Raw records:
** Begin **

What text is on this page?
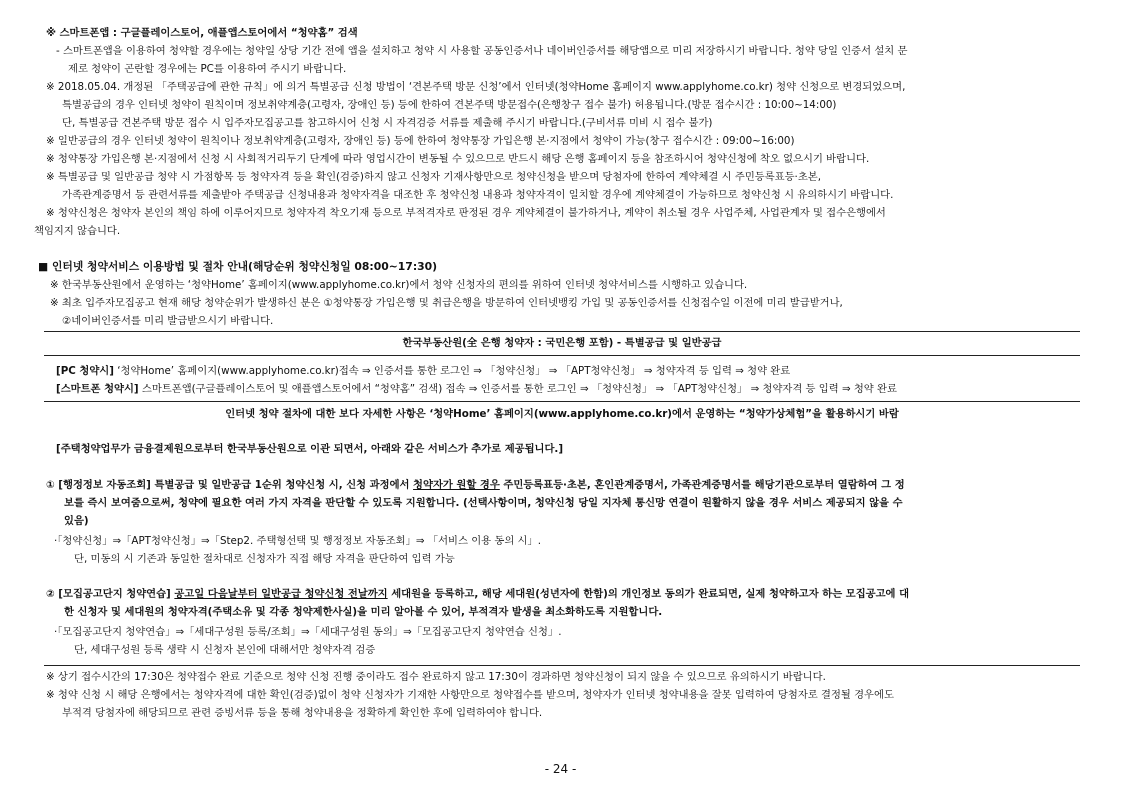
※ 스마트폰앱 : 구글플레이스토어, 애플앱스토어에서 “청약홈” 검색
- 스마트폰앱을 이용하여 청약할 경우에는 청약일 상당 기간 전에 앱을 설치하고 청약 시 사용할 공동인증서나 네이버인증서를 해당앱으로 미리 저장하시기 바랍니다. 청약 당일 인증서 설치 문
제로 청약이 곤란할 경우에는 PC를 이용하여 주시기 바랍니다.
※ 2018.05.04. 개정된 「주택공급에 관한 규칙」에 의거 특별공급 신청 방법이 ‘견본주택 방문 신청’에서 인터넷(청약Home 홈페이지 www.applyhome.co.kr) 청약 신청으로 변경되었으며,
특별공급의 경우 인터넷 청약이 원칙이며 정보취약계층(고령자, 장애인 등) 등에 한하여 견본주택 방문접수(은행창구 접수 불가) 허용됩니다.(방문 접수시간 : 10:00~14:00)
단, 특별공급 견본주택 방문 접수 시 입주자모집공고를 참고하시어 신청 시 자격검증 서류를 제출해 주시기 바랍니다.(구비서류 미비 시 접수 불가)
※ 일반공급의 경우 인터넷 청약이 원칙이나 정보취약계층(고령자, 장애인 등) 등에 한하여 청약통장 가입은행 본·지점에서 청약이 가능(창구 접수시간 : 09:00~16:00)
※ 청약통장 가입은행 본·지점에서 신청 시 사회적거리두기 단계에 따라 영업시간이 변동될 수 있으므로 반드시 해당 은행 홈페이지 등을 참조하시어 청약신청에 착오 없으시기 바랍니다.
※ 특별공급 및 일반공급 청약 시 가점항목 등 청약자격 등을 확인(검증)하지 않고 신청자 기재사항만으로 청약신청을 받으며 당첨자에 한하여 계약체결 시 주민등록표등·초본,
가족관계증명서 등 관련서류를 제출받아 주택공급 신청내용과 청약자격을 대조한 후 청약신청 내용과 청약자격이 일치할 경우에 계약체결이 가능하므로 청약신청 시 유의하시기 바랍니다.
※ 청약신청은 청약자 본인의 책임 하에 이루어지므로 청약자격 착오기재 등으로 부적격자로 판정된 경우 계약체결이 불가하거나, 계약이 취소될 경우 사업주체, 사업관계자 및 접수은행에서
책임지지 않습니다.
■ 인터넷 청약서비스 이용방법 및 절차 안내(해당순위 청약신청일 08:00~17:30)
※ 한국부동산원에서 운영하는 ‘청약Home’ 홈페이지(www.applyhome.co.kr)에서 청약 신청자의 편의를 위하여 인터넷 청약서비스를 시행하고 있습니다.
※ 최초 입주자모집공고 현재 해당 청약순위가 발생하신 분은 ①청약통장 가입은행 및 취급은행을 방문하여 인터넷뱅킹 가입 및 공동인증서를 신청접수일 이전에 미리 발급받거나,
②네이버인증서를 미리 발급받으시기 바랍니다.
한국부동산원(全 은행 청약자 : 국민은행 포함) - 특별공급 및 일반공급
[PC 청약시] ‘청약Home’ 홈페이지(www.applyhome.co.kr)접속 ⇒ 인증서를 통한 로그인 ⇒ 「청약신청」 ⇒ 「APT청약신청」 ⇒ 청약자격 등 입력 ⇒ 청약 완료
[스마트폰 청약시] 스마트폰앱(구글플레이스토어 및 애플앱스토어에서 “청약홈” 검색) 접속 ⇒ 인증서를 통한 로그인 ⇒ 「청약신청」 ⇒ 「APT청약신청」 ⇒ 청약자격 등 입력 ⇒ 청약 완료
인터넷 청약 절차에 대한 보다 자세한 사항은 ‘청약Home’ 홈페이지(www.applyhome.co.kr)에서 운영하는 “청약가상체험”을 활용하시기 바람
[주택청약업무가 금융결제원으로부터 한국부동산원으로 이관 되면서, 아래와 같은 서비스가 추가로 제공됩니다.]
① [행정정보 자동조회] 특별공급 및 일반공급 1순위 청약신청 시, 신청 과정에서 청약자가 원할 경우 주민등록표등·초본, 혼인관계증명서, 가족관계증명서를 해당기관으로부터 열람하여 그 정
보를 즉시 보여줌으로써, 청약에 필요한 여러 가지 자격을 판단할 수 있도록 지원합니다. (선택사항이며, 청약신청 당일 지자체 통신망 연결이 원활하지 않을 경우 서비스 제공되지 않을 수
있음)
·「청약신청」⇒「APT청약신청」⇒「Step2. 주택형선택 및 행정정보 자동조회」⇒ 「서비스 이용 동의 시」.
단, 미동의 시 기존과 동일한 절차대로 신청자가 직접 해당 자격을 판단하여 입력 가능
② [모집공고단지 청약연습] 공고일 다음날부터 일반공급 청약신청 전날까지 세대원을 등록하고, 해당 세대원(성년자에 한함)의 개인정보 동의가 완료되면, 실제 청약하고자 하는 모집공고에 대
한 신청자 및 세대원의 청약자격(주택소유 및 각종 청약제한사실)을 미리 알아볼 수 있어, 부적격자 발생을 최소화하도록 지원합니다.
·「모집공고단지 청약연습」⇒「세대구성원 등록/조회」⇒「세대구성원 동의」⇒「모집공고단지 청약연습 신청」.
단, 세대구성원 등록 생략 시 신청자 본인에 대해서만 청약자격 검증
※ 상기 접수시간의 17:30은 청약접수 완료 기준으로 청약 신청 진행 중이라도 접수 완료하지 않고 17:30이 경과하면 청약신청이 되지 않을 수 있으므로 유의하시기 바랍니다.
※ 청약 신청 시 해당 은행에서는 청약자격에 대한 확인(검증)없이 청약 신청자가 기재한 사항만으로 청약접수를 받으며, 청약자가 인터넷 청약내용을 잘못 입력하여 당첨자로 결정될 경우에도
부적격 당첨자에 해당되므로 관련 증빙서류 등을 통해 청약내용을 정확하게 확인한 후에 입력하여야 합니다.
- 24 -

** End **
** Begin **

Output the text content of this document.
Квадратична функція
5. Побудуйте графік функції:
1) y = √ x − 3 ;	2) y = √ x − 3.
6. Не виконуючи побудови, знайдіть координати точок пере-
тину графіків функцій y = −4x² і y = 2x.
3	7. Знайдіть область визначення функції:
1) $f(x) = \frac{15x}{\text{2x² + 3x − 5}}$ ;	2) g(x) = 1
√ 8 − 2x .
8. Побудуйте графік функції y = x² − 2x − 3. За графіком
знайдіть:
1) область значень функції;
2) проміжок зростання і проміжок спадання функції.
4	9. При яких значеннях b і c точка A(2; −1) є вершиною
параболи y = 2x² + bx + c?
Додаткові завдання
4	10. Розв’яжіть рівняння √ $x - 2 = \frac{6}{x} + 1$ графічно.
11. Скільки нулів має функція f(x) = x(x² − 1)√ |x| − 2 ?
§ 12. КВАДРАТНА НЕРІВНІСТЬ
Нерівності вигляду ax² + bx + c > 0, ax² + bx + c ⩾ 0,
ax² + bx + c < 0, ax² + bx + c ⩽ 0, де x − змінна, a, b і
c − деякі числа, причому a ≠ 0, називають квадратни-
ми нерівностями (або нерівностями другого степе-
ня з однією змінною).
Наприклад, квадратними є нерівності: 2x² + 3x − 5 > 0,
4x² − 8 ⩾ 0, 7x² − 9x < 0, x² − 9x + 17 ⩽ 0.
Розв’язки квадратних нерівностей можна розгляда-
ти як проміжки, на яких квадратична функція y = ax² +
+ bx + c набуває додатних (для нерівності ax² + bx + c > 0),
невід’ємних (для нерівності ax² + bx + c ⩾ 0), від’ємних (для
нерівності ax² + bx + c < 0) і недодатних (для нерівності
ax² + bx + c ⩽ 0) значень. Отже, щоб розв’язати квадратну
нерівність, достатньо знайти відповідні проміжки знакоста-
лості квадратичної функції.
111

** End **

What is being asked: Find the lines containing "지원합니다" and pull them out.

Finished task:
보를 즉시 보여줌으로써, 청약에 필요한 여러 가지 자격을 판단할 수 있도록 지원합니다. (선택사항이며, 청약신청 당일 지자체 통신망 연결이 원활하지 않을 경우 서비스 제공되지 않을 수
한 신청자 및 세대원의 청약자격(주택소유 및 각종 청약제한사실)을 미리 알아볼 수 있어, 부적격자 발생을 최소화하도록 지원합니다.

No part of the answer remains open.